▶ _The request_
Extract every record, keeping each one exactly as it is.

▶ _Provided records_
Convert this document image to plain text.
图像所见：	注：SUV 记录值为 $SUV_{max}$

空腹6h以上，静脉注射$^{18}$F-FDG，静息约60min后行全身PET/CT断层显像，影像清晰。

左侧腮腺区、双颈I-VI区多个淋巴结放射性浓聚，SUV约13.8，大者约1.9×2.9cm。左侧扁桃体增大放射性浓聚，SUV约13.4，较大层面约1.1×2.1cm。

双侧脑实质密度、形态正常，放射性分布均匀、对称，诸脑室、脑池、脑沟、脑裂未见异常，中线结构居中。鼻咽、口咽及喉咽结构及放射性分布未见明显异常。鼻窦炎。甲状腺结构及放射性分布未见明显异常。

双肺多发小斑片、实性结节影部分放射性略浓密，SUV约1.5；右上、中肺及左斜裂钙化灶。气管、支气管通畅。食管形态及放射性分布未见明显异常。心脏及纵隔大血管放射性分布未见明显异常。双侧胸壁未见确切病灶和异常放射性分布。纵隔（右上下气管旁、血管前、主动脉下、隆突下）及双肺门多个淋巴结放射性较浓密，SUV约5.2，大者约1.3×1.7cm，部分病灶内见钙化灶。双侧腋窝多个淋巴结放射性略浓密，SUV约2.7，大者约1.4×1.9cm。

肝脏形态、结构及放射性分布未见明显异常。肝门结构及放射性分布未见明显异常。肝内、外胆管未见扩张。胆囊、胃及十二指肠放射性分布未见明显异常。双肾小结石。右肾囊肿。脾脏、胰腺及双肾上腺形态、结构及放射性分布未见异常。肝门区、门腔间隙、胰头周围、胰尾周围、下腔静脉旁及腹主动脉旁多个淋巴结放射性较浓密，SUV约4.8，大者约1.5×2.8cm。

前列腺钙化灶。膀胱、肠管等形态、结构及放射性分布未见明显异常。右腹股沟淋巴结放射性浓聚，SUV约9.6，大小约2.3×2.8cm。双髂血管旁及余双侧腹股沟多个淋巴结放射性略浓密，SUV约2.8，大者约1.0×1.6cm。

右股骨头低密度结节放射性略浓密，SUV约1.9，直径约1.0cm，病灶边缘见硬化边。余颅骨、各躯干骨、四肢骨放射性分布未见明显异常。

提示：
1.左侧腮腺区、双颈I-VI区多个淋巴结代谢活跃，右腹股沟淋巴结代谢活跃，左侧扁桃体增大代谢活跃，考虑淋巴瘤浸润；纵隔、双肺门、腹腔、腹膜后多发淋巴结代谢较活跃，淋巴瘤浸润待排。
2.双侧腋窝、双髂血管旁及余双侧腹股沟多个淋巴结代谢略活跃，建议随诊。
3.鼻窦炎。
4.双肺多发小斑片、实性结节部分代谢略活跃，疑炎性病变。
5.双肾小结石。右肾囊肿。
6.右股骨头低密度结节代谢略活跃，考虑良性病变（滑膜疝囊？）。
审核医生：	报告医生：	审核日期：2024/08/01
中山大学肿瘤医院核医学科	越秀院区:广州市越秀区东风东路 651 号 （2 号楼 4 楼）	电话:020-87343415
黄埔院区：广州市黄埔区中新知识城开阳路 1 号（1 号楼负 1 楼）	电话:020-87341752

▶ _Result below_
Convert this document image to plain text.
图像所见：	注：SUV 记录值为 $SUV_{max}$

空腹6h以上，静脉注射$^{18}$F-FDG，静息约60min后行全身PET/CT断层显像，影像清晰。

左侧腮腺区、双颈I-VI区多个淋巴结放射性浓聚，SUV约13.8，大者约1.9×2.9cm。左侧扁桃体增大放射性浓聚，SUV约13.4，较大层面约1.1×2.1cm。

双侧脑实质密度、形态正常，放射性分布均匀、对称，诸脑室、脑池、脑沟、脑裂未见异常，中线结构居中。鼻咽、口咽及喉咽结构及放射性分布未见明显异常。鼻窦炎。甲状腺结构及放射性分布未见明显异常。

双肺多发小斑片、实性结节影部分放射性略浓密，SUV约1.5；右上、中肺及左斜裂钙化灶。气管、支气管通畅。食管形态及放射性分布未见明显异常。心脏及纵隔大血管放射性分布未见明显异常。双侧胸壁未见确切病灶和异常放射性分布。纵隔（右上下气管旁、血管前、主动脉下、隆突下）及双肺门多个淋巴结放射性较浓密，SUV约5.2，大者约1.3×1.7cm，部分病灶内见钙化灶。双侧腋窝多个淋巴结放射性略浓密，SUV约2.7，大者约1.4×1.9cm。

肝脏形态、结构及放射性分布未见明显异常。肝门结构及放射性分布未见明显异常。肝内、外胆管未见扩张。胆囊、胃及十二指肠放射性分布未见明显异常。双肾小结石。右肾囊肿。脾脏、胰腺及双肾上腺形态、结构及放射性分布未见异常。肝门区、门腔间隙、胰头周围、胰尾周围、下腔静脉旁及腹主动脉旁多个淋巴结放射性较浓密，SUV约4.8，大者约1.5×2.8cm。

前列腺钙化灶。膀胱、肠管等形态、结构及放射性分布未见明显异常。右腹股沟淋巴结放射性浓聚，SUV约9.6，大小约2.3×2.8cm。双髂血管旁及余双侧腹股沟多个淋巴结放射性略浓密，SUV约2.8，大者约1.0×1.6cm。

右股骨头低密度结节放射性略浓密，SUV约1.9，直径约1.0cm，病灶边缘见硬化边。余颅骨、各躯干骨、四肢骨放射性分布未见明显异常。

提示：
1.左侧腮腺区、双颈I-VI区多个淋巴结代谢活跃，右腹股沟淋巴结代谢活跃，左侧扁桃体增大代谢活跃，考虑淋巴瘤浸润；纵隔、双肺门、腹腔、腹膜后多发淋巴结代谢较活跃，淋巴瘤浸润待排。
2.双侧腋窝、双髂血管旁及余双侧腹股沟多个淋巴结代谢略活跃，建议随诊。
3.鼻窦炎。
4.双肺多发小斑片、实性结节部分代谢略活跃，疑炎性病变。
5.双肾小结石。右肾囊肿。
6.右股骨头低密度结节代谢略活跃，考虑良性病变（滑膜疝囊？）。
审核医生：	报告医生：	审核日期：2024/08/01
中山大学肿瘤医院核医学科	越秀院区:广州市越秀区东风东路 651 号 （2 号楼 4 楼）	电话:020-87343415
黄埔院区：广州市黄埔区中新知识城开阳路 1 号（1 号楼负 1 楼）	电话:020-87341752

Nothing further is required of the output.